● **TASK DIRECTIONS**:
Lines containing "varžtai" are to be counted. Report the count alone.

* * * * * * * * *

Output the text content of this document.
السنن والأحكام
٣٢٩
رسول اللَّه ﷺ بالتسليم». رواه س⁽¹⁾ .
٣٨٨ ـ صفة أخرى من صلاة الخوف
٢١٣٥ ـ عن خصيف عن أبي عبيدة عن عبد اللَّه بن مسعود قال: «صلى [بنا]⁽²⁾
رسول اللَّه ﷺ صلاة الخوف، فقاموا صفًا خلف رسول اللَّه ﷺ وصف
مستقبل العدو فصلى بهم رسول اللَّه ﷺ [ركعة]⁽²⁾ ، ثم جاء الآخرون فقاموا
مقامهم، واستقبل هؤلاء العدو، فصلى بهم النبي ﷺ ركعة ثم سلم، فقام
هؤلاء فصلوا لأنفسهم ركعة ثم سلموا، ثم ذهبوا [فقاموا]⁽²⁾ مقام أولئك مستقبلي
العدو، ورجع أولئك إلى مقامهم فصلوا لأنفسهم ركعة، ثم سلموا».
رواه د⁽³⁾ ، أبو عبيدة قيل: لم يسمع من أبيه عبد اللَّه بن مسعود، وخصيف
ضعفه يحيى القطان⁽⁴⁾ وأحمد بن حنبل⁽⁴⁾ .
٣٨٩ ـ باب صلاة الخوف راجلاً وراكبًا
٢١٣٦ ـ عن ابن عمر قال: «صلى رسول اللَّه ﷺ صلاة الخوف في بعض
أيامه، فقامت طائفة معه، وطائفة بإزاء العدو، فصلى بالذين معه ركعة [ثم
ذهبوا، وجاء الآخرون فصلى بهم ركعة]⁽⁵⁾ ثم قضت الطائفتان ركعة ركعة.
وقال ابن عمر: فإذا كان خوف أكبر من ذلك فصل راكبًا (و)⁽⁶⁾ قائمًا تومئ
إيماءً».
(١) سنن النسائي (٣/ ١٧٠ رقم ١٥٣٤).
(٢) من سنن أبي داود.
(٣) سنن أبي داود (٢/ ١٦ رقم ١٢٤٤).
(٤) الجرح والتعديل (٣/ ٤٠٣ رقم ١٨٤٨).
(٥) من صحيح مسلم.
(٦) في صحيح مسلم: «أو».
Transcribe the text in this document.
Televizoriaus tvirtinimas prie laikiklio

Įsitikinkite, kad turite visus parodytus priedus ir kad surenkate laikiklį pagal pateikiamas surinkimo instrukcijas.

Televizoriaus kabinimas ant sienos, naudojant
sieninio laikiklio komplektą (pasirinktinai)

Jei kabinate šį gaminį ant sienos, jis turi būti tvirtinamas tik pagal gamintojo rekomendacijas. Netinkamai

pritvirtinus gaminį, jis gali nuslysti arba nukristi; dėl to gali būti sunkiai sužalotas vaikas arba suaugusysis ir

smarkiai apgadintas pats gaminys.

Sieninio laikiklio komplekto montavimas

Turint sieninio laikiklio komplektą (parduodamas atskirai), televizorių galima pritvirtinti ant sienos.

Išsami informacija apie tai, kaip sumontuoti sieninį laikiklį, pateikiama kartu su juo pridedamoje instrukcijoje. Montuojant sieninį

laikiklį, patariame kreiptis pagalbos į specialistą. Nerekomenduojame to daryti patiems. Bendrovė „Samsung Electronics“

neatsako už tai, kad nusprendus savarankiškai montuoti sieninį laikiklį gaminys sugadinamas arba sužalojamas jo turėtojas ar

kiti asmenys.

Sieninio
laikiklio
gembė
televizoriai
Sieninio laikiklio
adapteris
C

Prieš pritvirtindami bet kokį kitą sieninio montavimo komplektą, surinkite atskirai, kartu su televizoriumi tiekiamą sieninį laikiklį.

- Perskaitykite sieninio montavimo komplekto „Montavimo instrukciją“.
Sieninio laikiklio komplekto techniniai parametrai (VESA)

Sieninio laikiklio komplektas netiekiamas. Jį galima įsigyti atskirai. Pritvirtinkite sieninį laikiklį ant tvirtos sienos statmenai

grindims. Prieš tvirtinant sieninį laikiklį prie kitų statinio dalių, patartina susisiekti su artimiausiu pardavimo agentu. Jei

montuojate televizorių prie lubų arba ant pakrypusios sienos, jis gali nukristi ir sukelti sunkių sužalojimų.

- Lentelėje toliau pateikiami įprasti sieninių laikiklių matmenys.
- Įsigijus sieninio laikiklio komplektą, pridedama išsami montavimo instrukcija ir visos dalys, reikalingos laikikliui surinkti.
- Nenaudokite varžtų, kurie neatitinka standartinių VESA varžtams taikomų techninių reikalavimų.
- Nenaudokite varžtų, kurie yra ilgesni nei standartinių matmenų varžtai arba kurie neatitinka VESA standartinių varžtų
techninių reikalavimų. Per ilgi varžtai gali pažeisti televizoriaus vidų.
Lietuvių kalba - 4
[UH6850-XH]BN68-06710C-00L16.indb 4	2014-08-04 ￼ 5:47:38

* * * * * * * * *

● **RESPONSE TO THE EXERCISE**:
2